> WORK REQUIRED
Scan each line of the records for the word "placeholder" and extract the ones that have it.

> EXERCISE MATERIALS

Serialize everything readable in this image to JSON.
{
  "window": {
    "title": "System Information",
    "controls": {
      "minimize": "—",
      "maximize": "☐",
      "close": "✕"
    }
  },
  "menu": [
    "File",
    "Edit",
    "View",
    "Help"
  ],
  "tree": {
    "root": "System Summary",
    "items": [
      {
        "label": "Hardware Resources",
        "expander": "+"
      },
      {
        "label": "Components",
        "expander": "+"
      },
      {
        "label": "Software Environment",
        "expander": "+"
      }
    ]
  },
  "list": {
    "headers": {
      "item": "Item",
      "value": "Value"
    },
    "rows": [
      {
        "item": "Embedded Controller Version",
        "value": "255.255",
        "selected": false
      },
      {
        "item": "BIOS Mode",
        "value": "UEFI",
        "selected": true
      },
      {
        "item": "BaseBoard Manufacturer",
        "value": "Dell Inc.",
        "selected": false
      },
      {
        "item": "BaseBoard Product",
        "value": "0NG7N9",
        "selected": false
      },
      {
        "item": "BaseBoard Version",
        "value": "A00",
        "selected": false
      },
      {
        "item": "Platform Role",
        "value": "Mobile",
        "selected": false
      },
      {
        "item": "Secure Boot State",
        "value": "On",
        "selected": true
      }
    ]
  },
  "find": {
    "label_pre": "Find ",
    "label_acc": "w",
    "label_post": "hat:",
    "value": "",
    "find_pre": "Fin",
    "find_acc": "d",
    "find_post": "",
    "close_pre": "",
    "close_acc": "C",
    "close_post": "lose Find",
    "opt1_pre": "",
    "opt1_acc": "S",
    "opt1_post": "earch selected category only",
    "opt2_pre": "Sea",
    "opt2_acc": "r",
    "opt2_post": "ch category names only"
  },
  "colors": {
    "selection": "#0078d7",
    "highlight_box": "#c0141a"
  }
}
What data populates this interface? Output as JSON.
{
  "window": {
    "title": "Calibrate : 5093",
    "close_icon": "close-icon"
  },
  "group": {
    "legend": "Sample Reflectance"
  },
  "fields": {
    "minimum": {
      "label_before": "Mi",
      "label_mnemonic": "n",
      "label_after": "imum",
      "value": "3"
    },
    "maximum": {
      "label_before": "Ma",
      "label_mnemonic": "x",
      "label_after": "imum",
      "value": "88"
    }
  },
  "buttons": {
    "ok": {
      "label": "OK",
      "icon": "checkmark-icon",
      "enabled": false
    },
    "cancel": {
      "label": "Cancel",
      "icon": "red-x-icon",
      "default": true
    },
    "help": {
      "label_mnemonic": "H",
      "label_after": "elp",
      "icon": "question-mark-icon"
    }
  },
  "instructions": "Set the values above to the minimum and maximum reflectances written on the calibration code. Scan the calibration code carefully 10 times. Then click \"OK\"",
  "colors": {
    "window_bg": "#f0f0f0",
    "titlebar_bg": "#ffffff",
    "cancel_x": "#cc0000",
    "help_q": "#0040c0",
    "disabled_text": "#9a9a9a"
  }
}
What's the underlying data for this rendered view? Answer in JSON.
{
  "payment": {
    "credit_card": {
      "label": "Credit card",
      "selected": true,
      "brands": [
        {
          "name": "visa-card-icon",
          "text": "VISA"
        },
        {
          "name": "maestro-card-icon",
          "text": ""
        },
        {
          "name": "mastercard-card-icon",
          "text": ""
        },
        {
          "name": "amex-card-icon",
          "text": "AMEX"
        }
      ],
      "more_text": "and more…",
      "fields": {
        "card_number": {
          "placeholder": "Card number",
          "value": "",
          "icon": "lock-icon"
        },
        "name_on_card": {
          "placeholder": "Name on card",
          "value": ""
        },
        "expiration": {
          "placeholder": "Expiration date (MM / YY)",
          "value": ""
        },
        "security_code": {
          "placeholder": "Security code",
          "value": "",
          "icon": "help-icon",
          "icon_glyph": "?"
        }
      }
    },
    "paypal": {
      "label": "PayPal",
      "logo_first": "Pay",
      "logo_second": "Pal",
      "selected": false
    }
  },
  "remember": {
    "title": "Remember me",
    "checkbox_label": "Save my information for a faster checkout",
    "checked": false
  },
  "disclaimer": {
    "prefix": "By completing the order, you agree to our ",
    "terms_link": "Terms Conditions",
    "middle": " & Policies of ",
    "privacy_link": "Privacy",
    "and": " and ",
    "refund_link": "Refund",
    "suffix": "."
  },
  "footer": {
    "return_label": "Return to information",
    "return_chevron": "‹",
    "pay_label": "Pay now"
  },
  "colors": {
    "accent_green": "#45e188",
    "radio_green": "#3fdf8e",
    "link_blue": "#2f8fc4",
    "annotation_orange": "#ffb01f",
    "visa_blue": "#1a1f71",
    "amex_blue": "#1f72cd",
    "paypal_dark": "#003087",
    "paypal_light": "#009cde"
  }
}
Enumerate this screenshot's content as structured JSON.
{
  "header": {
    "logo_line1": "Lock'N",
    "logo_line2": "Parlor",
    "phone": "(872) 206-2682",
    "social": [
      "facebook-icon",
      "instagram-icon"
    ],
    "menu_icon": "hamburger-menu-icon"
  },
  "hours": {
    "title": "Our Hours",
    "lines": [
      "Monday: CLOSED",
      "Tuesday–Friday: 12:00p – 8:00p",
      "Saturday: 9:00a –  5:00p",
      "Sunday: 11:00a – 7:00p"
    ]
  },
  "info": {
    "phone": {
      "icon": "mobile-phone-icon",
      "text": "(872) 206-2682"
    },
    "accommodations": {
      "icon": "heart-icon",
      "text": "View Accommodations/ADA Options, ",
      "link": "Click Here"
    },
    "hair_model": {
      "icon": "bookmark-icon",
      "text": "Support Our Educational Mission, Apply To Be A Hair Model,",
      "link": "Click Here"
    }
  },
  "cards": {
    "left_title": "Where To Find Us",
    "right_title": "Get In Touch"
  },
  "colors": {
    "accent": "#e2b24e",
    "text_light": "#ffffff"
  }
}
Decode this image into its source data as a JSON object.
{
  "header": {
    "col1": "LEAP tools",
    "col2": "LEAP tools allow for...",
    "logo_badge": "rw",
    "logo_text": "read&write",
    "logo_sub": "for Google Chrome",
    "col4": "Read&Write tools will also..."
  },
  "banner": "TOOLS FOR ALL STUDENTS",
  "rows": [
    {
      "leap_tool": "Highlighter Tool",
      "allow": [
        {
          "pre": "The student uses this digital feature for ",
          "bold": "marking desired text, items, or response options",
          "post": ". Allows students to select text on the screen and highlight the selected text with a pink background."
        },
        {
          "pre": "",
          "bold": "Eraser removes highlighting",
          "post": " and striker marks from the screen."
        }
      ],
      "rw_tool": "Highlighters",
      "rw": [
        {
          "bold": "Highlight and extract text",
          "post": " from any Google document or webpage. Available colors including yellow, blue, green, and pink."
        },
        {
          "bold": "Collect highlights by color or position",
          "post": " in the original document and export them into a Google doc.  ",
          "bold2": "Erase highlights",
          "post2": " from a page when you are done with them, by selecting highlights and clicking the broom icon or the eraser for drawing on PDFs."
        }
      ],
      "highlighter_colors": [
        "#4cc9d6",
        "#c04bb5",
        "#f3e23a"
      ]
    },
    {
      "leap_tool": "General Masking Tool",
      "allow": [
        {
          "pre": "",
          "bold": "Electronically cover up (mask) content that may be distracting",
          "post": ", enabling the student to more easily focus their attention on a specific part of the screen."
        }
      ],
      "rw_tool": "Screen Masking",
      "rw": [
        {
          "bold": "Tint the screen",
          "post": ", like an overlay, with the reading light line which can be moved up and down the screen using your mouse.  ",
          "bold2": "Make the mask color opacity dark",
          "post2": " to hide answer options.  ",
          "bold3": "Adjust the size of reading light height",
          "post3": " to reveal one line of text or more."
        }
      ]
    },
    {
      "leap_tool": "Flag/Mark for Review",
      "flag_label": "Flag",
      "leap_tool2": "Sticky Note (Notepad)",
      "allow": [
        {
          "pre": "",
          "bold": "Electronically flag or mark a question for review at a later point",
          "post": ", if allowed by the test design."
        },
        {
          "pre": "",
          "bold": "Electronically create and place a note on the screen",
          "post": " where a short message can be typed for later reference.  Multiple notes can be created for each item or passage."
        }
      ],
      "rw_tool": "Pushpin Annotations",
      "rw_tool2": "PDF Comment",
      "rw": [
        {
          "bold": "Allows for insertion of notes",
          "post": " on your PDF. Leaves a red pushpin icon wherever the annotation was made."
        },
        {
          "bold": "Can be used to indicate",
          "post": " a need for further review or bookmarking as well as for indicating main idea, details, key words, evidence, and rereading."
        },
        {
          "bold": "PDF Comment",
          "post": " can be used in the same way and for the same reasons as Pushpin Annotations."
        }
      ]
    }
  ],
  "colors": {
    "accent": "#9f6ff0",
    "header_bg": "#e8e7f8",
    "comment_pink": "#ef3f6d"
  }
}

> THE OUTPUT
          "placeholder": "Card number",
          "placeholder": "Name on card",
          "placeholder": "Expiration date (MM / YY)",
          "placeholder": "Security code",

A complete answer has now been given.